=== What the task asks ===
In the data below, find each line containing the string "LÉGUMES" and return it.

(Rows from a figure dataset)
::::::::
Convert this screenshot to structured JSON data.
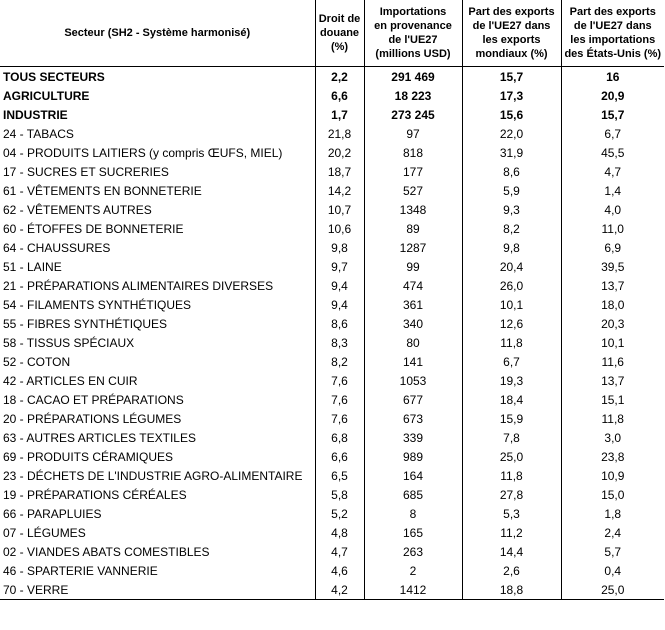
{
  "table": {
    "header": [
      [
        "Secteur (SH2 - Système harmonisé)"
      ],
      [
        "Droit de",
        "douane",
        "(%)"
      ],
      [
        "Importations",
        "en provenance",
        "de l'UE27",
        "(millions USD)"
      ],
      [
        "Part des exports",
        "de l'UE27 dans",
        "les exports",
        "mondiaux (%)"
      ],
      [
        "Part des exports",
        "de l'UE27  dans",
        "les importations",
        "des États-Unis (%)"
      ]
    ],
    "rows": [
      [
        "TOUS SECTEURS",
        "2,2",
        "291 469",
        "15,7",
        "16"
      ],
      [
        "AGRICULTURE",
        "6,6",
        "18 223",
        "17,3",
        "20,9"
      ],
      [
        "INDUSTRIE",
        "1,7",
        "273 245",
        "15,6",
        "15,7"
      ],
      [
        "24 - TABACS",
        "21,8",
        "97",
        "22,0",
        "6,7"
      ],
      [
        "04 - PRODUITS LAITIERS (y compris ŒUFS, MIEL)",
        "20,2",
        "818",
        "31,9",
        "45,5"
      ],
      [
        "17 - SUCRES ET SUCRERIES",
        "18,7",
        "177",
        "8,6",
        "4,7"
      ],
      [
        "61 - VÊTEMENTS EN BONNETERIE",
        "14,2",
        "527",
        "5,9",
        "1,4"
      ],
      [
        "62 - VÊTEMENTS AUTRES",
        "10,7",
        "1348",
        "9,3",
        "4,0"
      ],
      [
        "60 - ÉTOFFES DE BONNETERIE",
        "10,6",
        "89",
        "8,2",
        "11,0"
      ],
      [
        "64 - CHAUSSURES",
        "9,8",
        "1287",
        "9,8",
        "6,9"
      ],
      [
        "51 - LAINE",
        "9,7",
        "99",
        "20,4",
        "39,5"
      ],
      [
        "21 - PRÉPARATIONS ALIMENTAIRES DIVERSES",
        "9,4",
        "474",
        "26,0",
        "13,7"
      ],
      [
        "54 - FILAMENTS SYNTHÉTIQUES",
        "9,4",
        "361",
        "10,1",
        "18,0"
      ],
      [
        "55 - FIBRES SYNTHÉTIQUES",
        "8,6",
        "340",
        "12,6",
        "20,3"
      ],
      [
        "58 - TISSUS SPÉCIAUX",
        "8,3",
        "80",
        "11,8",
        "10,1"
      ],
      [
        "52 - COTON",
        "8,2",
        "141",
        "6,7",
        "11,6"
      ],
      [
        "42 - ARTICLES EN CUIR",
        "7,6",
        "1053",
        "19,3",
        "13,7"
      ],
      [
        "18 - CACAO ET PRÉPARATIONS",
        "7,6",
        "677",
        "18,4",
        "15,1"
      ],
      [
        "20 - PRÉPARATIONS LÉGUMES",
        "7,6",
        "673",
        "15,9",
        "11,8"
      ],
      [
        "63 - AUTRES ARTICLES TEXTILES",
        "6,8",
        "339",
        "7,8",
        "3,0"
      ],
      [
        "69 - PRODUITS CÉRAMIQUES",
        "6,6",
        "989",
        "25,0",
        "23,8"
      ],
      [
        "23 - DÉCHETS DE L'INDUSTRIE AGRO-ALIMENTAIRE",
        "6,5",
        "164",
        "11,8",
        "10,9"
      ],
      [
        "19 - PRÉPARATIONS CÉRÉALES",
        "5,8",
        "685",
        "27,8",
        "15,0"
      ],
      [
        "66 - PARAPLUIES",
        "5,2",
        "8",
        "5,3",
        "1,8"
      ],
      [
        "07 - LÉGUMES",
        "4,8",
        "165",
        "11,2",
        "2,4"
      ],
      [
        "02 - VIANDES ABATS COMESTIBLES",
        "4,7",
        "263",
        "14,4",
        "5,7"
      ],
      [
        "46 - SPARTERIE VANNERIE",
        "4,6",
        "2",
        "2,6",
        "0,4"
      ],
      [
        "70 - VERRE",
        "4,2",
        "1412",
        "18,8",
        "25,0"
      ]
    ]
  }
}
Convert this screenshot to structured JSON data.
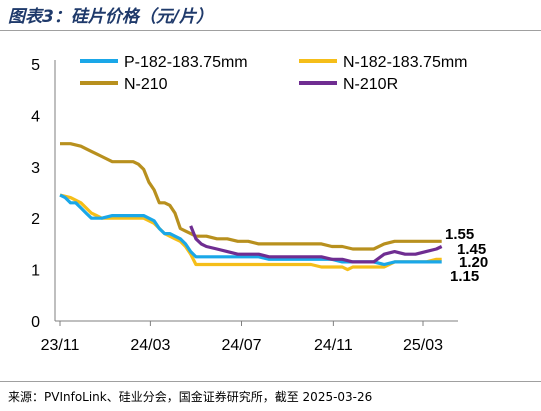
{
  "figure": {
    "title": "图表3：硅片价格（元/片）",
    "source": "来源：PVInfoLink、硅业分会，国金证券研究所，截至 2025-03-26"
  },
  "colors": {
    "P-182-183.75mm": "#1aa7e8",
    "N-182-183.75mm": "#f5be19",
    "N-210": "#b8901e",
    "N-210R": "#6f2d91",
    "title": "#1f3a6b"
  },
  "chart_data": {
    "type": "line",
    "title": "",
    "xlabel": "",
    "ylabel": "",
    "ylim": [
      0,
      5
    ],
    "yticks": [
      "0",
      "1",
      "2",
      "3",
      "4",
      "5"
    ],
    "x_tick_labels": [
      "23/11",
      "24/03",
      "24/07",
      "24/11",
      "25/03"
    ],
    "x_tick_dates": [
      "2023-11-01",
      "2024-03-01",
      "2024-07-01",
      "2024-11-01",
      "2025-03-01"
    ],
    "grid": false,
    "legend_position": "top",
    "series": [
      {
        "name": "P-182-183.75mm",
        "x": [
          "2023-11-01",
          "2023-11-08",
          "2023-11-15",
          "2023-11-22",
          "2023-11-29",
          "2023-12-06",
          "2023-12-13",
          "2023-12-20",
          "2023-12-27",
          "2024-01-10",
          "2024-01-24",
          "2024-02-07",
          "2024-02-21",
          "2024-03-06",
          "2024-03-13",
          "2024-03-20",
          "2024-03-27",
          "2024-04-03",
          "2024-04-10",
          "2024-04-17",
          "2024-04-24",
          "2024-05-01",
          "2024-05-08",
          "2024-05-15",
          "2024-05-29",
          "2024-06-12",
          "2024-06-26",
          "2024-07-10",
          "2024-07-24",
          "2024-08-07",
          "2024-08-21",
          "2024-09-04",
          "2024-09-18",
          "2024-10-02",
          "2024-10-16",
          "2024-10-30",
          "2024-11-13",
          "2024-11-27",
          "2024-12-11",
          "2024-12-25",
          "2025-01-08",
          "2025-01-22",
          "2025-02-05",
          "2025-02-19",
          "2025-03-05",
          "2025-03-19",
          "2025-03-26"
        ],
        "values": [
          2.45,
          2.4,
          2.3,
          2.3,
          2.2,
          2.1,
          2.0,
          2.0,
          2.0,
          2.05,
          2.05,
          2.05,
          2.05,
          1.95,
          1.8,
          1.7,
          1.7,
          1.65,
          1.6,
          1.5,
          1.35,
          1.25,
          1.25,
          1.25,
          1.25,
          1.25,
          1.25,
          1.25,
          1.25,
          1.2,
          1.2,
          1.2,
          1.2,
          1.2,
          1.2,
          1.2,
          1.15,
          1.15,
          1.15,
          1.15,
          1.1,
          1.15,
          1.15,
          1.15,
          1.15,
          1.15,
          1.15
        ]
      },
      {
        "name": "N-182-183.75mm",
        "x": [
          "2023-11-01",
          "2023-11-15",
          "2023-11-29",
          "2023-12-06",
          "2023-12-13",
          "2023-12-20",
          "2023-12-27",
          "2024-01-10",
          "2024-01-24",
          "2024-02-07",
          "2024-02-21",
          "2024-03-06",
          "2024-03-20",
          "2024-04-03",
          "2024-04-10",
          "2024-04-17",
          "2024-04-24",
          "2024-05-01",
          "2024-05-15",
          "2024-05-29",
          "2024-06-12",
          "2024-06-26",
          "2024-07-10",
          "2024-07-24",
          "2024-08-07",
          "2024-08-21",
          "2024-09-04",
          "2024-09-18",
          "2024-10-02",
          "2024-10-16",
          "2024-10-30",
          "2024-11-13",
          "2024-11-20",
          "2024-11-27",
          "2024-12-11",
          "2024-12-25",
          "2025-01-08",
          "2025-01-22",
          "2025-02-05",
          "2025-02-19",
          "2025-03-05",
          "2025-03-19",
          "2025-03-26"
        ],
        "values": [
          2.45,
          2.4,
          2.3,
          2.2,
          2.1,
          2.05,
          2.0,
          2.0,
          2.0,
          2.0,
          2.0,
          1.9,
          1.7,
          1.6,
          1.55,
          1.45,
          1.3,
          1.1,
          1.1,
          1.1,
          1.1,
          1.1,
          1.1,
          1.1,
          1.1,
          1.1,
          1.1,
          1.1,
          1.1,
          1.05,
          1.05,
          1.05,
          1.0,
          1.05,
          1.05,
          1.05,
          1.05,
          1.15,
          1.15,
          1.15,
          1.15,
          1.2,
          1.2
        ]
      },
      {
        "name": "N-210",
        "x": [
          "2023-11-01",
          "2023-11-15",
          "2023-11-29",
          "2023-12-06",
          "2023-12-13",
          "2023-12-20",
          "2023-12-27",
          "2024-01-10",
          "2024-01-24",
          "2024-02-07",
          "2024-02-14",
          "2024-02-21",
          "2024-02-28",
          "2024-03-06",
          "2024-03-13",
          "2024-03-20",
          "2024-03-27",
          "2024-04-03",
          "2024-04-10",
          "2024-04-17",
          "2024-04-24",
          "2024-05-01",
          "2024-05-08",
          "2024-05-15",
          "2024-05-29",
          "2024-06-12",
          "2024-06-26",
          "2024-07-10",
          "2024-07-24",
          "2024-08-07",
          "2024-08-21",
          "2024-09-04",
          "2024-09-18",
          "2024-10-02",
          "2024-10-16",
          "2024-10-30",
          "2024-11-13",
          "2024-11-27",
          "2024-12-11",
          "2024-12-25",
          "2025-01-08",
          "2025-01-22",
          "2025-02-05",
          "2025-02-19",
          "2025-03-05",
          "2025-03-19",
          "2025-03-26"
        ],
        "values": [
          3.45,
          3.45,
          3.4,
          3.35,
          3.3,
          3.25,
          3.2,
          3.1,
          3.1,
          3.1,
          3.05,
          2.95,
          2.7,
          2.55,
          2.3,
          2.3,
          2.25,
          2.1,
          1.8,
          1.75,
          1.7,
          1.65,
          1.65,
          1.65,
          1.6,
          1.6,
          1.55,
          1.55,
          1.5,
          1.5,
          1.5,
          1.5,
          1.5,
          1.5,
          1.5,
          1.45,
          1.45,
          1.4,
          1.4,
          1.4,
          1.5,
          1.55,
          1.55,
          1.55,
          1.55,
          1.55,
          1.55
        ]
      },
      {
        "name": "N-210R",
        "x": [
          "2024-04-24",
          "2024-05-01",
          "2024-05-08",
          "2024-05-15",
          "2024-05-29",
          "2024-06-12",
          "2024-06-26",
          "2024-07-10",
          "2024-07-24",
          "2024-08-07",
          "2024-08-21",
          "2024-09-04",
          "2024-09-18",
          "2024-10-02",
          "2024-10-16",
          "2024-10-30",
          "2024-11-13",
          "2024-11-27",
          "2024-12-11",
          "2024-12-25",
          "2025-01-08",
          "2025-01-22",
          "2025-02-05",
          "2025-02-19",
          "2025-03-05",
          "2025-03-19",
          "2025-03-26"
        ],
        "values": [
          1.85,
          1.6,
          1.5,
          1.45,
          1.4,
          1.35,
          1.3,
          1.3,
          1.3,
          1.25,
          1.25,
          1.25,
          1.25,
          1.25,
          1.25,
          1.2,
          1.2,
          1.15,
          1.15,
          1.15,
          1.3,
          1.35,
          1.3,
          1.3,
          1.35,
          1.4,
          1.45
        ]
      }
    ],
    "end_labels": [
      {
        "series": "N-210",
        "text": "1.55"
      },
      {
        "series": "N-210R",
        "text": "1.45"
      },
      {
        "series": "N-182-183.75mm",
        "text": "1.20"
      },
      {
        "series": "P-182-183.75mm",
        "text": "1.15"
      }
    ]
  }
}
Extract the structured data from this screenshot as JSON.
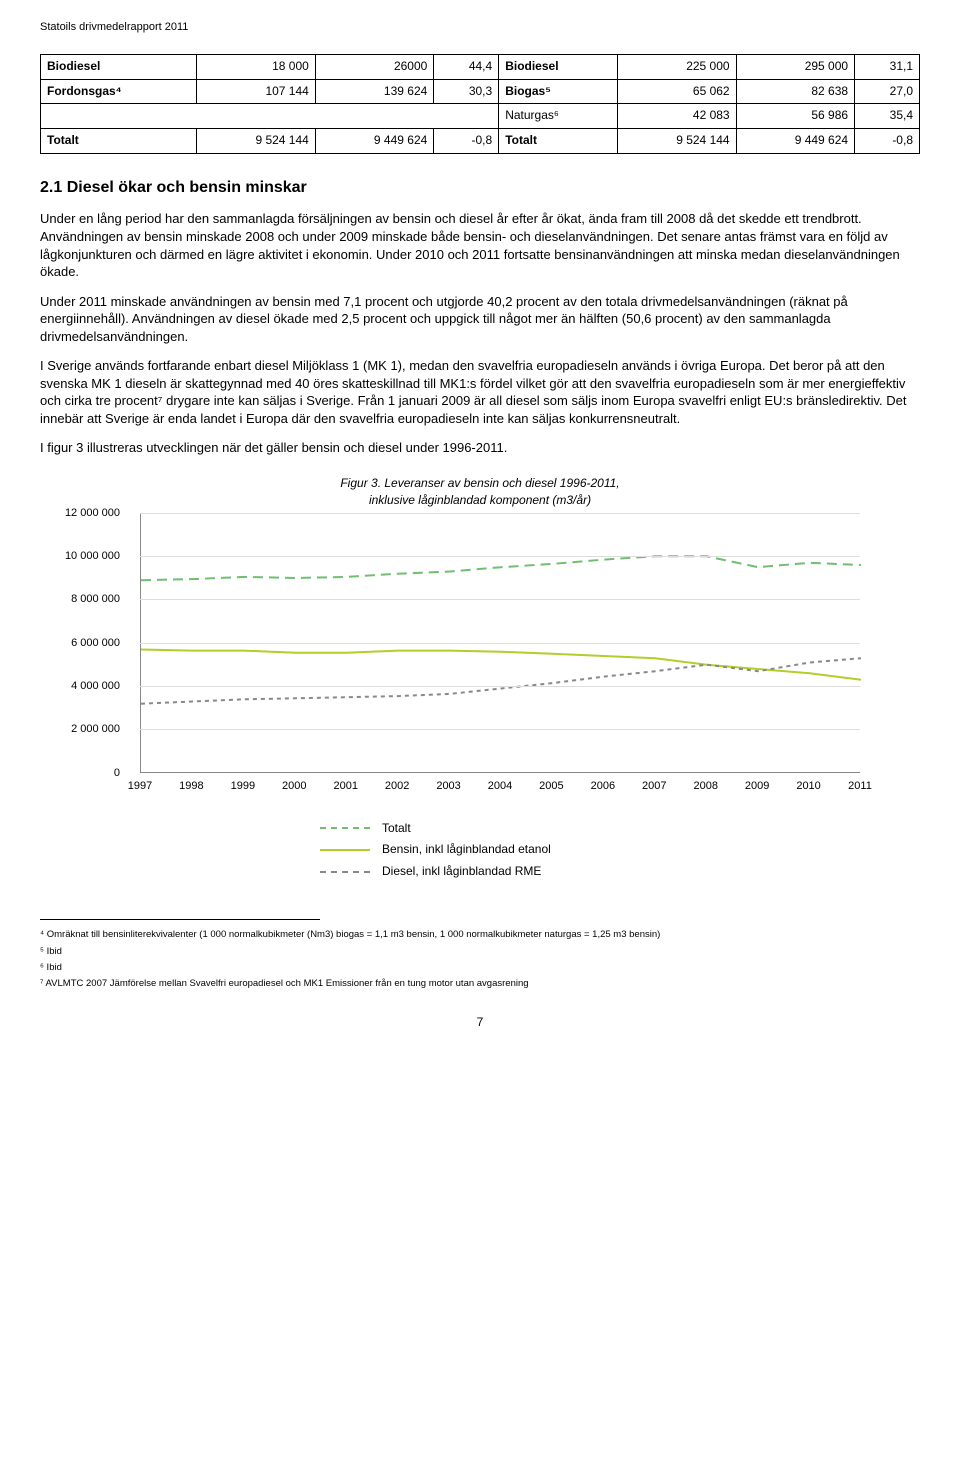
{
  "header": "Statoils drivmedelrapport 2011",
  "table": {
    "rows": [
      {
        "label": "Biodiesel",
        "c1": "18 000",
        "c2": "26000",
        "c3": "44,4",
        "rlabel": "Biodiesel",
        "r1": "225 000",
        "r2": "295 000",
        "r3": "31,1",
        "bold": true
      },
      {
        "label": "Fordonsgas⁴",
        "c1": "107 144",
        "c2": "139 624",
        "c3": "30,3",
        "rlabel": "Biogas⁵",
        "r1": "65 062",
        "r2": "82 638",
        "r3": "27,0",
        "bold": true
      },
      {
        "label": "",
        "c1": "",
        "c2": "",
        "c3": "",
        "rlabel": "Naturgas⁶",
        "r1": "42 083",
        "r2": "56 986",
        "r3": "35,4",
        "bold": false,
        "emptyleft": true
      },
      {
        "label": "Totalt",
        "c1": "9 524 144",
        "c2": "9 449 624",
        "c3": "-0,8",
        "rlabel": "Totalt",
        "r1": "9 524 144",
        "r2": "9 449 624",
        "r3": "-0,8",
        "bold": true
      }
    ]
  },
  "section": {
    "heading": "2.1   Diesel ökar och bensin minskar",
    "p1": "Under en lång period har den sammanlagda försäljningen av bensin och diesel år efter år ökat, ända fram till 2008 då det skedde ett trendbrott. Användningen av bensin minskade 2008 och under 2009 minskade både bensin- och dieselanvändningen. Det senare antas främst vara en följd av lågkonjunkturen och därmed en lägre aktivitet i ekonomin. Under 2010 och 2011 fortsatte bensinanvändningen att minska medan dieselanvändningen ökade.",
    "p2": "Under 2011 minskade användningen av bensin med 7,1 procent och utgjorde 40,2 procent av den totala drivmedelsanvändningen (räknat på energiinnehåll). Användningen av diesel ökade med 2,5 procent och uppgick till något mer än hälften (50,6 procent) av den sammanlagda drivmedelsanvändningen.",
    "p3": "I Sverige används fortfarande enbart diesel Miljöklass 1 (MK 1), medan den svavelfria europadieseln används i övriga Europa. Det beror på att den svenska MK 1 dieseln är skattegynnad med 40 öres skatteskillnad till MK1:s fördel vilket gör att den svavelfria europadieseln som är mer energieffektiv och cirka tre procent⁷ drygare inte kan säljas i Sverige. Från 1 januari 2009 är all diesel som säljs inom Europa svavelfri enligt EU:s bränsledirektiv. Det innebär att Sverige är enda landet i Europa där den svavelfria europadieseln inte kan säljas konkurrensneutralt.",
    "p4": "I figur 3 illustreras utvecklingen när det gäller bensin och diesel under 1996-2011."
  },
  "chart": {
    "title_line1": "Figur 3. Leveranser av bensin och diesel 1996-2011,",
    "title_line2": "inklusive låginblandad komponent (m3/år)",
    "y_ticks": [
      "0",
      "2 000 000",
      "4 000 000",
      "6 000 000",
      "8 000 000",
      "10 000 000",
      "12 000 000"
    ],
    "y_max": 12000000,
    "x_labels": [
      "1997",
      "1998",
      "1999",
      "2000",
      "2001",
      "2002",
      "2003",
      "2004",
      "2005",
      "2006",
      "2007",
      "2008",
      "2009",
      "2010",
      "2011"
    ],
    "series": {
      "totalt": {
        "label": "Totalt",
        "color": "#6fbf6f",
        "dash": "10,6",
        "width": 2,
        "values": [
          8900000,
          8950000,
          9050000,
          9000000,
          9050000,
          9200000,
          9300000,
          9500000,
          9650000,
          9850000,
          10000000,
          10000000,
          9500000,
          9700000,
          9600000
        ]
      },
      "bensin": {
        "label": "Bensin, inkl låginblandad etanol",
        "color": "#b5cc29",
        "dash": "",
        "width": 2,
        "values": [
          5700000,
          5650000,
          5650000,
          5550000,
          5550000,
          5650000,
          5650000,
          5600000,
          5500000,
          5400000,
          5300000,
          5000000,
          4800000,
          4600000,
          4300000
        ]
      },
      "diesel": {
        "label": "Diesel, inkl låginblandad RME",
        "color": "#888888",
        "dash": "4,4",
        "width": 2,
        "values": [
          3200000,
          3300000,
          3400000,
          3450000,
          3500000,
          3550000,
          3650000,
          3900000,
          4150000,
          4450000,
          4700000,
          5000000,
          4700000,
          5100000,
          5300000
        ]
      }
    }
  },
  "footnotes": {
    "f4": "⁴ Omräknat till bensinliterekvivalenter (1 000 normalkubikmeter (Nm3) biogas = 1,1 m3 bensin, 1 000 normalkubikmeter naturgas = 1,25 m3 bensin)",
    "f5": "⁵ Ibid",
    "f6": "⁶ Ibid",
    "f7": "⁷ AVLMTC 2007 Jämförelse mellan Svavelfri europadiesel och MK1 Emissioner från en tung motor utan avgasrening"
  },
  "pagenum": "7"
}
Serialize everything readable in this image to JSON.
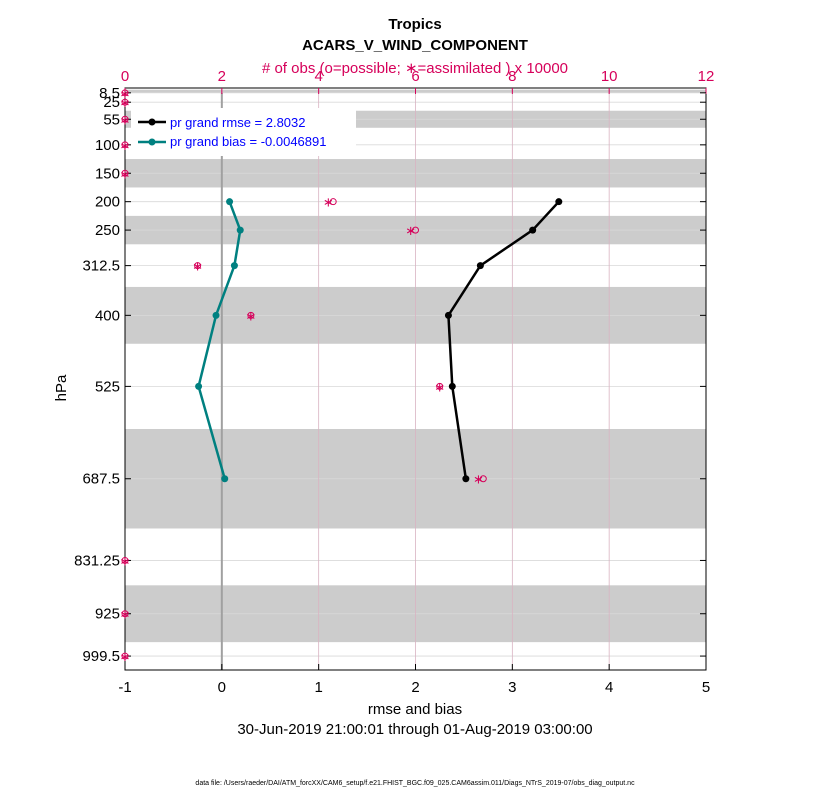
::::::::
=== Written response ===
        "20 - PRÉPARATIONS LÉGUMES",
        "07 - LÉGUMES",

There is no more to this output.